* _TASK GOAL_
Once the pictures are set aside, transcribe the remaining data exactly.

#### GIVEN RECORDS ####

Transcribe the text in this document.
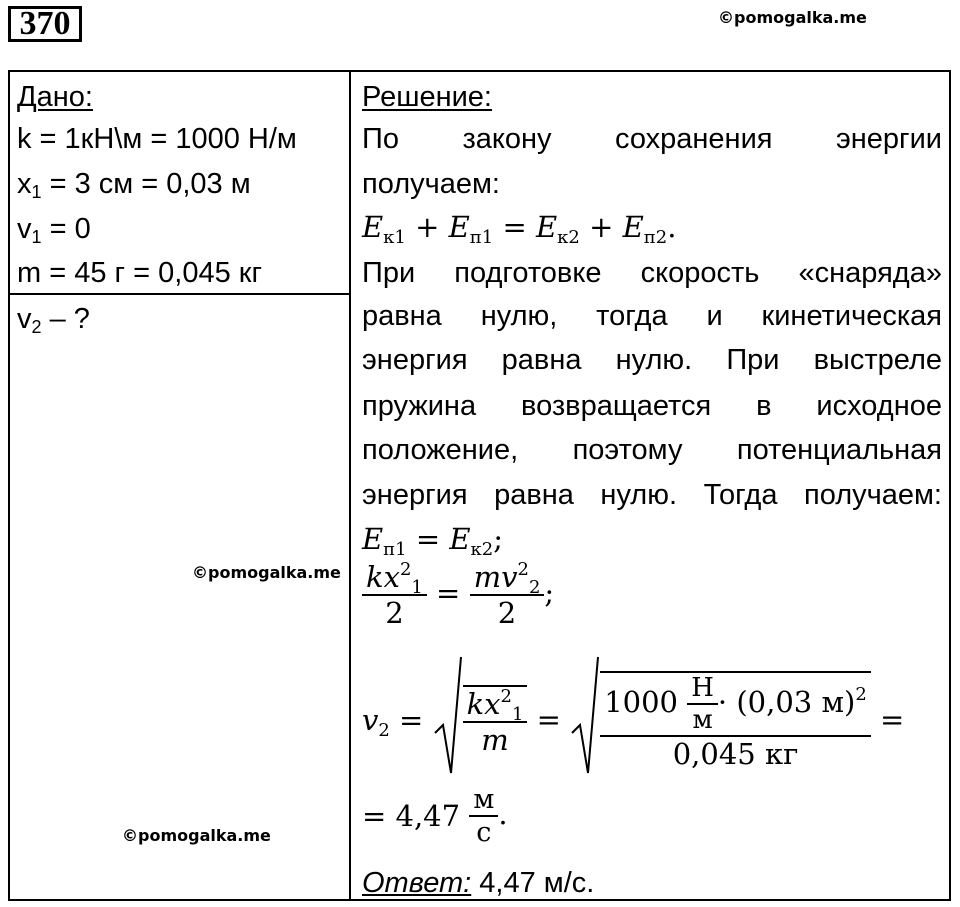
370	©pomogalka.me
©pomogalka.me
©pomogalka.me
Дано:
k = 1кН\м = 1000 Н/м
$x_1 = 3$ см = 0,03 м
$v_1 = 0$
m = 45 г = 0,045 кг
$v_2$ – ?
Решение:
По закону сохранения энергии
получаем:
$E_{к1} + E_{п1} = E_{к2} + E_{п2}$.
При подготовке скорость «снаряда»
равна нулю, тогда и кинетическая
энергия равна нулю. При выстреле
пружина возвращается в исходное
положение, поэтому потенциальная
энергия равна нулю. Тогда получаем:
$E_{п1} = E_{к2}$;
$\frac{kx^2_1}{2} = \frac{mv^2_2}{2}$ ;
$v_2 = \frac{kx^2_1}{m} = \frac{1000 \frac{Н}{м} \cdot (0,03 м)^2}{0,045 кг}$ =
= $4,47 \frac{м}{с}$ .
Ответ: 4,47 м/с.
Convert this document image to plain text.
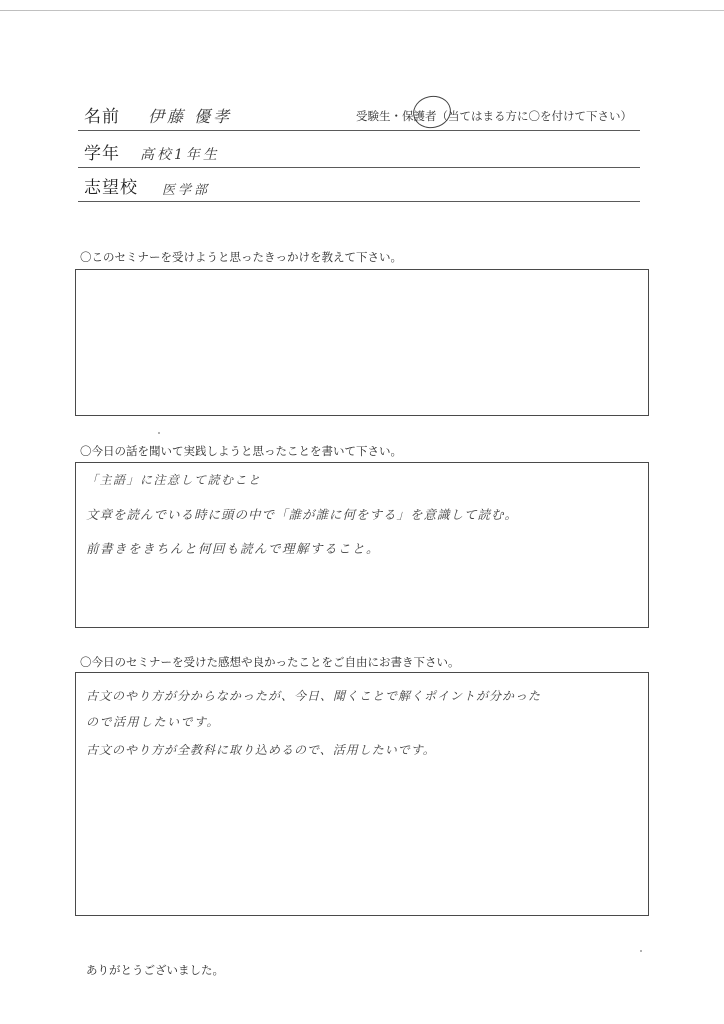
名前 伊藤 優孝	受験生・保護者（当てはまる方に〇を付けて下さい）
学年 高校1年生
志望校 医学部
〇このセミナーを受けようと思ったきっかけを教えて下さい。
〇今日の話を聞いて実践しようと思ったことを書いて下さい。
「主語」に注意して読むこと
文章を読んでいる時に頭の中で「誰が誰に何をする」を意識して読む。
前書きをきちんと何回も読んで理解すること。
〇今日のセミナーを受けた感想や良かったことをご自由にお書き下さい。
古文のやり方が分からなかったが、今日、聞くことで解くポイントが分かった
ので活用したいです。
古文のやり方が全教科に取り込めるので、活用したいです。
ありがとうございました。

####

* _EXERCISE RESPONSE_
Transcribe the text in this document.
370	©pomogalka.me
©pomogalka.me
©pomogalka.me
Дано:
k = 1кН\м = 1000 Н/м
$x_1 = 3$ см = 0,03 м
$v_1 = 0$
m = 45 г = 0,045 кг
$v_2$ – ?
Решение:
По закону сохранения энергии
получаем:
$E_{к1} + E_{п1} = E_{к2} + E_{п2}$.
При подготовке скорость «снаряда»
равна нулю, тогда и кинетическая
энергия равна нулю. При выстреле
пружина возвращается в исходное
положение, поэтому потенциальная
энергия равна нулю. Тогда получаем:
$E_{п1} = E_{к2}$;
$\frac{kx^2_1}{2} = \frac{mv^2_2}{2}$ ;
$v_2 = \frac{kx^2_1}{m} = \frac{1000 \frac{Н}{м} \cdot (0,03 м)^2}{0,045 кг}$ =
= $4,47 \frac{м}{с}$ .
Ответ: 4,47 м/с.
Convert this document image to plain text.
名前 伊藤 優孝	受験生・保護者（当てはまる方に〇を付けて下さい）
学年 高校1年生
志望校 医学部
〇このセミナーを受けようと思ったきっかけを教えて下さい。
〇今日の話を聞いて実践しようと思ったことを書いて下さい。
「主語」に注意して読むこと
文章を読んでいる時に頭の中で「誰が誰に何をする」を意識して読む。
前書きをきちんと何回も読んで理解すること。
〇今日のセミナーを受けた感想や良かったことをご自由にお書き下さい。
古文のやり方が分からなかったが、今日、聞くことで解くポイントが分かった
ので活用したいです。
古文のやり方が全教科に取り込めるので、活用したいです。
ありがとうございました。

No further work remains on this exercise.